* Begin *

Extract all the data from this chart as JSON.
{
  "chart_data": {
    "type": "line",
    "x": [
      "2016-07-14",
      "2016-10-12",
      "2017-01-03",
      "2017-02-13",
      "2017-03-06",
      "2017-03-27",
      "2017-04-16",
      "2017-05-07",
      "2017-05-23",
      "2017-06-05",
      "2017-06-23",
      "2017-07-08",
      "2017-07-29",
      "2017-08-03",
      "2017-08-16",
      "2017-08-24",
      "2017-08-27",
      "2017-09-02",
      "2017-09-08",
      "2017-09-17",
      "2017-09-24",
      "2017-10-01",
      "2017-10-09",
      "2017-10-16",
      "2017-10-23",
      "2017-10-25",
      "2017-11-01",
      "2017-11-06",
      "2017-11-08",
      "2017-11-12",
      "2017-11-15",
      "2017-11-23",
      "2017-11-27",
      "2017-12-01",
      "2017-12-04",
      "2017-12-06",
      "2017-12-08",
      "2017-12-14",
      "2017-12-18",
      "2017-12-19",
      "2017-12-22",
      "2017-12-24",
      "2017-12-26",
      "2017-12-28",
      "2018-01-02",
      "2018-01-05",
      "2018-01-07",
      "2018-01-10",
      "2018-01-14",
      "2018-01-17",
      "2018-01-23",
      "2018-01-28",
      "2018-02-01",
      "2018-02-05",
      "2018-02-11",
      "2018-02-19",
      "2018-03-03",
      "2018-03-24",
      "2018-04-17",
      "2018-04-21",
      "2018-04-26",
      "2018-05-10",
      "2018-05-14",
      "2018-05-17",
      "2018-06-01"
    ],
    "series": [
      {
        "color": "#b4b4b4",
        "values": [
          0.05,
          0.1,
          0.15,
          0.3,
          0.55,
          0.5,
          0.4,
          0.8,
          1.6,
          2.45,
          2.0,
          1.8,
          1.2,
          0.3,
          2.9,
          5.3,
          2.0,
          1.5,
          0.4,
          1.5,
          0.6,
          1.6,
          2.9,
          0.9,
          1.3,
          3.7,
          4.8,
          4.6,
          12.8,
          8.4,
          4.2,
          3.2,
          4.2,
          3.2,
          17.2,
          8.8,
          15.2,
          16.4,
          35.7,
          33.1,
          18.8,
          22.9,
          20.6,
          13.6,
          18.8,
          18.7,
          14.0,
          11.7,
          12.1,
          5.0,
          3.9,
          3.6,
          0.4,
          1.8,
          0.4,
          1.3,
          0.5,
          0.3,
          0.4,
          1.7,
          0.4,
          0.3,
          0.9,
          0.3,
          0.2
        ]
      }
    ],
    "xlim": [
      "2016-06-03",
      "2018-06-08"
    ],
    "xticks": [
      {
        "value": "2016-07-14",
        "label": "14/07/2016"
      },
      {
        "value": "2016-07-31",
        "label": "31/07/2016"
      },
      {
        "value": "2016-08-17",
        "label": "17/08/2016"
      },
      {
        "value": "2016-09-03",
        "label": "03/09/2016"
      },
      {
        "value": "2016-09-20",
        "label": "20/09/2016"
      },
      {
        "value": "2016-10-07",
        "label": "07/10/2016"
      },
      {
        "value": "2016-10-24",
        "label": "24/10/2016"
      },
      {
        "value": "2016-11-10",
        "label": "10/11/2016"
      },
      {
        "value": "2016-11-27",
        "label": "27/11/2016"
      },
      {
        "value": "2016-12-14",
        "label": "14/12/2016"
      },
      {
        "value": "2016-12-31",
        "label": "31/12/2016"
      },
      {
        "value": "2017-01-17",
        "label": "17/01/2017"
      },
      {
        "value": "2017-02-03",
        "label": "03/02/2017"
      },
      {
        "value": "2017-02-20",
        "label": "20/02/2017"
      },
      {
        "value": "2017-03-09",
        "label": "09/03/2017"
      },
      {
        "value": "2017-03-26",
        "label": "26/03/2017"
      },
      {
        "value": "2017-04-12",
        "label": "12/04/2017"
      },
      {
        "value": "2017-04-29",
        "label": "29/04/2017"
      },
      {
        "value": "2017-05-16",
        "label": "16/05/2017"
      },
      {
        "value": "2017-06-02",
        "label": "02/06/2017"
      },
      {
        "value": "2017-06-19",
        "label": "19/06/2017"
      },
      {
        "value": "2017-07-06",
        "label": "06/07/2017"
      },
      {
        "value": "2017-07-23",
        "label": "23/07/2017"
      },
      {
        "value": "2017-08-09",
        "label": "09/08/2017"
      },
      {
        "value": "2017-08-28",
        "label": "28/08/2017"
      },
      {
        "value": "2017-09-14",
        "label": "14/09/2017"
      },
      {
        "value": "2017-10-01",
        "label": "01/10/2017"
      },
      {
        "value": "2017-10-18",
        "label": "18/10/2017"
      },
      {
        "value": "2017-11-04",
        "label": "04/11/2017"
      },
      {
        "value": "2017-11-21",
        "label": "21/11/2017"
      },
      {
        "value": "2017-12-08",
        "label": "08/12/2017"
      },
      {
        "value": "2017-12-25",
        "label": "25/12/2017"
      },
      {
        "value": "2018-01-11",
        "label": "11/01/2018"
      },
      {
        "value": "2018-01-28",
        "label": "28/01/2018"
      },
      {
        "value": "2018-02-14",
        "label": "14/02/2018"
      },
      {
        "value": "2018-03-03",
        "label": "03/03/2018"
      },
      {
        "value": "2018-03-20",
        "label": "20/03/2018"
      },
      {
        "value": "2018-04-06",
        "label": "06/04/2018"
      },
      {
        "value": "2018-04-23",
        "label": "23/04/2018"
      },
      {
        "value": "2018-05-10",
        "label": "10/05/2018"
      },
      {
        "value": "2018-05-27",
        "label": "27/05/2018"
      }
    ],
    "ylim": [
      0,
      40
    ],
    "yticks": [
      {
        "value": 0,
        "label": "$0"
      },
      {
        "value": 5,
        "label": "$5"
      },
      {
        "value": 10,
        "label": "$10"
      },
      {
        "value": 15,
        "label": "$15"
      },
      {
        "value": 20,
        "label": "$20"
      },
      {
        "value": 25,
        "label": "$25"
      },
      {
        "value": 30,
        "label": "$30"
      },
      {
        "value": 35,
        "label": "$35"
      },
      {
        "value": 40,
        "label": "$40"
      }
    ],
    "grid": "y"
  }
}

* End *

Give an exact repetition of all the material.

**FINAL RESULT**
Extract all the data from this chart as JSON.
{
  "chart_data": {
    "type": "line",
    "x": [
      "2016-07-14",
      "2016-10-12",
      "2017-01-03",
      "2017-02-13",
      "2017-03-06",
      "2017-03-27",
      "2017-04-16",
      "2017-05-07",
      "2017-05-23",
      "2017-06-05",
      "2017-06-23",
      "2017-07-08",
      "2017-07-29",
      "2017-08-03",
      "2017-08-16",
      "2017-08-24",
      "2017-08-27",
      "2017-09-02",
      "2017-09-08",
      "2017-09-17",
      "2017-09-24",
      "2017-10-01",
      "2017-10-09",
      "2017-10-16",
      "2017-10-23",
      "2017-10-25",
      "2017-11-01",
      "2017-11-06",
      "2017-11-08",
      "2017-11-12",
      "2017-11-15",
      "2017-11-23",
      "2017-11-27",
      "2017-12-01",
      "2017-12-04",
      "2017-12-06",
      "2017-12-08",
      "2017-12-14",
      "2017-12-18",
      "2017-12-19",
      "2017-12-22",
      "2017-12-24",
      "2017-12-26",
      "2017-12-28",
      "2018-01-02",
      "2018-01-05",
      "2018-01-07",
      "2018-01-10",
      "2018-01-14",
      "2018-01-17",
      "2018-01-23",
      "2018-01-28",
      "2018-02-01",
      "2018-02-05",
      "2018-02-11",
      "2018-02-19",
      "2018-03-03",
      "2018-03-24",
      "2018-04-17",
      "2018-04-21",
      "2018-04-26",
      "2018-05-10",
      "2018-05-14",
      "2018-05-17",
      "2018-06-01"
    ],
    "series": [
      {
        "color": "#b4b4b4",
        "values": [
          0.05,
          0.1,
          0.15,
          0.3,
          0.55,
          0.5,
          0.4,
          0.8,
          1.6,
          2.45,
          2.0,
          1.8,
          1.2,
          0.3,
          2.9,
          5.3,
          2.0,
          1.5,
          0.4,
          1.5,
          0.6,
          1.6,
          2.9,
          0.9,
          1.3,
          3.7,
          4.8,
          4.6,
          12.8,
          8.4,
          4.2,
          3.2,
          4.2,
          3.2,
          17.2,
          8.8,
          15.2,
          16.4,
          35.7,
          33.1,
          18.8,
          22.9,
          20.6,
          13.6,
          18.8,
          18.7,
          14.0,
          11.7,
          12.1,
          5.0,
          3.9,
          3.6,
          0.4,
          1.8,
          0.4,
          1.3,
          0.5,
          0.3,
          0.4,
          1.7,
          0.4,
          0.3,
          0.9,
          0.3,
          0.2
        ]
      }
    ],
    "xlim": [
      "2016-06-03",
      "2018-06-08"
    ],
    "xticks": [
      {
        "value": "2016-07-14",
        "label": "14/07/2016"
      },
      {
        "value": "2016-07-31",
        "label": "31/07/2016"
      },
      {
        "value": "2016-08-17",
        "label": "17/08/2016"
      },
      {
        "value": "2016-09-03",
        "label": "03/09/2016"
      },
      {
        "value": "2016-09-20",
        "label": "20/09/2016"
      },
      {
        "value": "2016-10-07",
        "label": "07/10/2016"
      },
      {
        "value": "2016-10-24",
        "label": "24/10/2016"
      },
      {
        "value": "2016-11-10",
        "label": "10/11/2016"
      },
      {
        "value": "2016-11-27",
        "label": "27/11/2016"
      },
      {
        "value": "2016-12-14",
        "label": "14/12/2016"
      },
      {
        "value": "2016-12-31",
        "label": "31/12/2016"
      },
      {
        "value": "2017-01-17",
        "label": "17/01/2017"
      },
      {
        "value": "2017-02-03",
        "label": "03/02/2017"
      },
      {
        "value": "2017-02-20",
        "label": "20/02/2017"
      },
      {
        "value": "2017-03-09",
        "label": "09/03/2017"
      },
      {
        "value": "2017-03-26",
        "label": "26/03/2017"
      },
      {
        "value": "2017-04-12",
        "label": "12/04/2017"
      },
      {
        "value": "2017-04-29",
        "label": "29/04/2017"
      },
      {
        "value": "2017-05-16",
        "label": "16/05/2017"
      },
      {
        "value": "2017-06-02",
        "label": "02/06/2017"
      },
      {
        "value": "2017-06-19",
        "label": "19/06/2017"
      },
      {
        "value": "2017-07-06",
        "label": "06/07/2017"
      },
      {
        "value": "2017-07-23",
        "label": "23/07/2017"
      },
      {
        "value": "2017-08-09",
        "label": "09/08/2017"
      },
      {
        "value": "2017-08-28",
        "label": "28/08/2017"
      },
      {
        "value": "2017-09-14",
        "label": "14/09/2017"
      },
      {
        "value": "2017-10-01",
        "label": "01/10/2017"
      },
      {
        "value": "2017-10-18",
        "label": "18/10/2017"
      },
      {
        "value": "2017-11-04",
        "label": "04/11/2017"
      },
      {
        "value": "2017-11-21",
        "label": "21/11/2017"
      },
      {
        "value": "2017-12-08",
        "label": "08/12/2017"
      },
      {
        "value": "2017-12-25",
        "label": "25/12/2017"
      },
      {
        "value": "2018-01-11",
        "label": "11/01/2018"
      },
      {
        "value": "2018-01-28",
        "label": "28/01/2018"
      },
      {
        "value": "2018-02-14",
        "label": "14/02/2018"
      },
      {
        "value": "2018-03-03",
        "label": "03/03/2018"
      },
      {
        "value": "2018-03-20",
        "label": "20/03/2018"
      },
      {
        "value": "2018-04-06",
        "label": "06/04/2018"
      },
      {
        "value": "2018-04-23",
        "label": "23/04/2018"
      },
      {
        "value": "2018-05-10",
        "label": "10/05/2018"
      },
      {
        "value": "2018-05-27",
        "label": "27/05/2018"
      }
    ],
    "ylim": [
      0,
      40
    ],
    "yticks": [
      {
        "value": 0,
        "label": "$0"
      },
      {
        "value": 5,
        "label": "$5"
      },
      {
        "value": 10,
        "label": "$10"
      },
      {
        "value": 15,
        "label": "$15"
      },
      {
        "value": 20,
        "label": "$20"
      },
      {
        "value": 25,
        "label": "$25"
      },
      {
        "value": 30,
        "label": "$30"
      },
      {
        "value": 35,
        "label": "$35"
      },
      {
        "value": 40,
        "label": "$40"
      }
    ],
    "grid": "y"
  }
}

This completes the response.